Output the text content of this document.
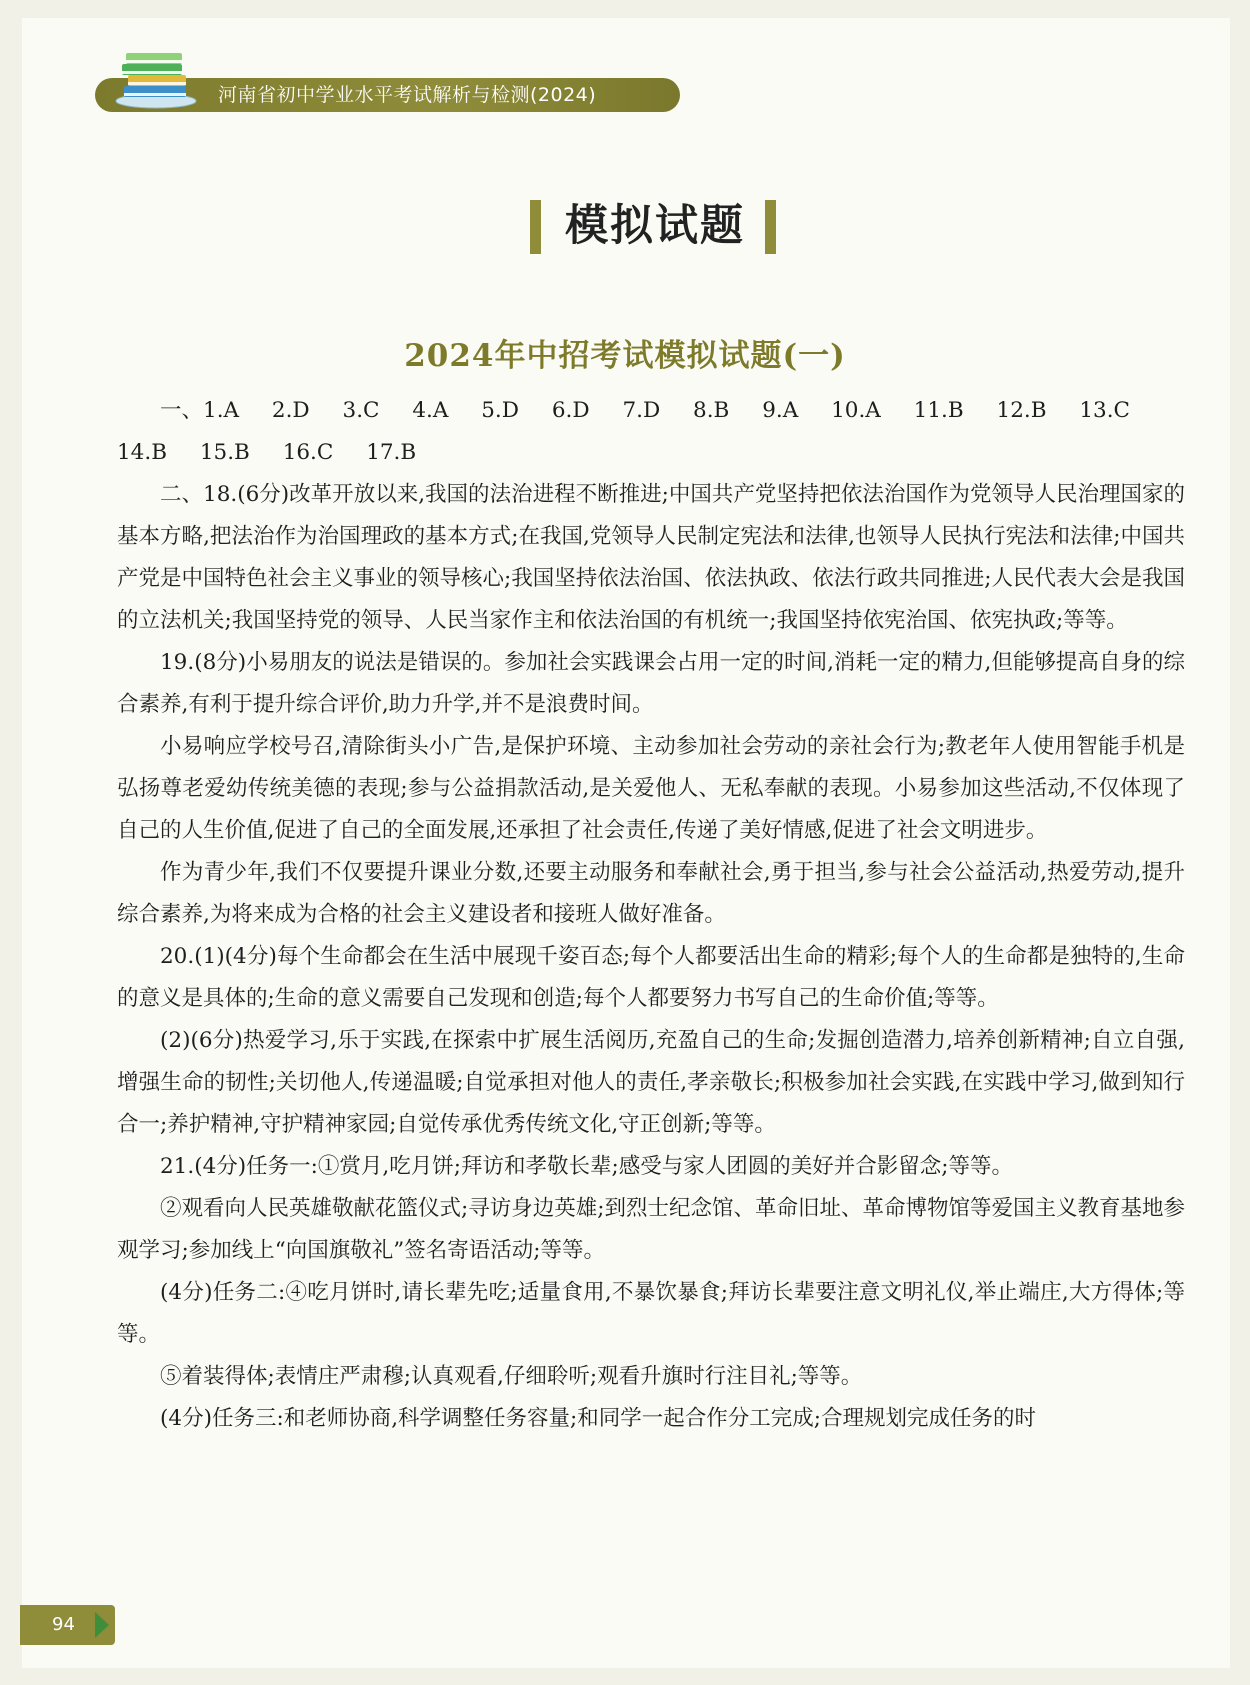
河南省初中学业水平考试解析与检测(2024)
模拟试题
2024年中招考试模拟试题(一)

一、1.A 2.D 3.C 4.A 5.D 6.D 7.D 8.B 9.A 10.A 11.B 12.B 13.C 14.B 15.B 16.C 17.B

二、18.(6分)改革开放以来,我国的法治进程不断推进;中国共产党坚持把依法治国作为党领导人民治理国家的基本方略,把法治作为治国理政的基本方式;在我国,党领导人民制定宪法和法律,也领导人民执行宪法和法律;中国共产党是中国特色社会主义事业的领导核心;我国坚持依法治国、依法执政、依法行政共同推进;人民代表大会是我国的立法机关;我国坚持党的领导、人民当家作主和依法治国的有机统一;我国坚持依宪治国、依宪执政;等等。

19.(8分)小易朋友的说法是错误的。参加社会实践课会占用一定的时间,消耗一定的精力,但能够提高自身的综合素养,有利于提升综合评价,助力升学,并不是浪费时间。

小易响应学校号召,清除街头小广告,是保护环境、主动参加社会劳动的亲社会行为;教老年人使用智能手机是弘扬尊老爱幼传统美德的表现;参与公益捐款活动,是关爱他人、无私奉献的表现。小易参加这些活动,不仅体现了自己的人生价值,促进了自己的全面发展,还承担了社会责任,传递了美好情感,促进了社会文明进步。

作为青少年,我们不仅要提升课业分数,还要主动服务和奉献社会,勇于担当,参与社会公益活动,热爱劳动,提升综合素养,为将来成为合格的社会主义建设者和接班人做好准备。

20.(1)(4分)每个生命都会在生活中展现千姿百态;每个人都要活出生命的精彩;每个人的生命都是独特的,生命的意义是具体的;生命的意义需要自己发现和创造;每个人都要努力书写自己的生命价值;等等。

(2)(6分)热爱学习,乐于实践,在探索中扩展生活阅历,充盈自己的生命;发掘创造潜力,培养创新精神;自立自强,增强生命的韧性;关切他人,传递温暖;自觉承担对他人的责任,孝亲敬长;积极参加社会实践,在实践中学习,做到知行合一;养护精神,守护精神家园;自觉传承优秀传统文化,守正创新;等等。

21.(4分)任务一:①赏月,吃月饼;拜访和孝敬长辈;感受与家人团圆的美好并合影留念;等等。

②观看向人民英雄敬献花篮仪式;寻访身边英雄;到烈士纪念馆、革命旧址、革命博物馆等爱国主义教育基地参观学习;参加线上“向国旗敬礼”签名寄语活动;等等。

(4分)任务二:④吃月饼时,请长辈先吃;适量食用,不暴饮暴食;拜访长辈要注意文明礼仪,举止端庄,大方得体;等等。

⑤着装得体;表情庄严肃穆;认真观看,仔细聆听;观看升旗时行注目礼;等等。

(4分)任务三:和老师协商,科学调整任务容量;和同学一起合作分工完成;合理规划完成任务的时

94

**Instruction**
Leave images out of the retyped records; keep all else exact.

**Exercise answer**
Output the text content of this document.
河南省初中学业水平考试解析与检测(2024)
模拟试题
2024年中招考试模拟试题(一)

一、1.A 2.D 3.C 4.A 5.D 6.D 7.D 8.B 9.A 10.A 11.B 12.B 13.C 14.B 15.B 16.C 17.B

二、18.(6分)改革开放以来,我国的法治进程不断推进;中国共产党坚持把依法治国作为党领导人民治理国家的基本方略,把法治作为治国理政的基本方式;在我国,党领导人民制定宪法和法律,也领导人民执行宪法和法律;中国共产党是中国特色社会主义事业的领导核心;我国坚持依法治国、依法执政、依法行政共同推进;人民代表大会是我国的立法机关;我国坚持党的领导、人民当家作主和依法治国的有机统一;我国坚持依宪治国、依宪执政;等等。

19.(8分)小易朋友的说法是错误的。参加社会实践课会占用一定的时间,消耗一定的精力,但能够提高自身的综合素养,有利于提升综合评价,助力升学,并不是浪费时间。

小易响应学校号召,清除街头小广告,是保护环境、主动参加社会劳动的亲社会行为;教老年人使用智能手机是弘扬尊老爱幼传统美德的表现;参与公益捐款活动,是关爱他人、无私奉献的表现。小易参加这些活动,不仅体现了自己的人生价值,促进了自己的全面发展,还承担了社会责任,传递了美好情感,促进了社会文明进步。

作为青少年,我们不仅要提升课业分数,还要主动服务和奉献社会,勇于担当,参与社会公益活动,热爱劳动,提升综合素养,为将来成为合格的社会主义建设者和接班人做好准备。

20.(1)(4分)每个生命都会在生活中展现千姿百态;每个人都要活出生命的精彩;每个人的生命都是独特的,生命的意义是具体的;生命的意义需要自己发现和创造;每个人都要努力书写自己的生命价值;等等。

(2)(6分)热爱学习,乐于实践,在探索中扩展生活阅历,充盈自己的生命;发掘创造潜力,培养创新精神;自立自强,增强生命的韧性;关切他人,传递温暖;自觉承担对他人的责任,孝亲敬长;积极参加社会实践,在实践中学习,做到知行合一;养护精神,守护精神家园;自觉传承优秀传统文化,守正创新;等等。

21.(4分)任务一:①赏月,吃月饼;拜访和孝敬长辈;感受与家人团圆的美好并合影留念;等等。

②观看向人民英雄敬献花篮仪式;寻访身边英雄;到烈士纪念馆、革命旧址、革命博物馆等爱国主义教育基地参观学习;参加线上“向国旗敬礼”签名寄语活动;等等。

(4分)任务二:④吃月饼时,请长辈先吃;适量食用,不暴饮暴食;拜访长辈要注意文明礼仪,举止端庄,大方得体;等等。

⑤着装得体;表情庄严肃穆;认真观看,仔细聆听;观看升旗时行注目礼;等等。

(4分)任务三:和老师协商,科学调整任务容量;和同学一起合作分工完成;合理规划完成任务的时

94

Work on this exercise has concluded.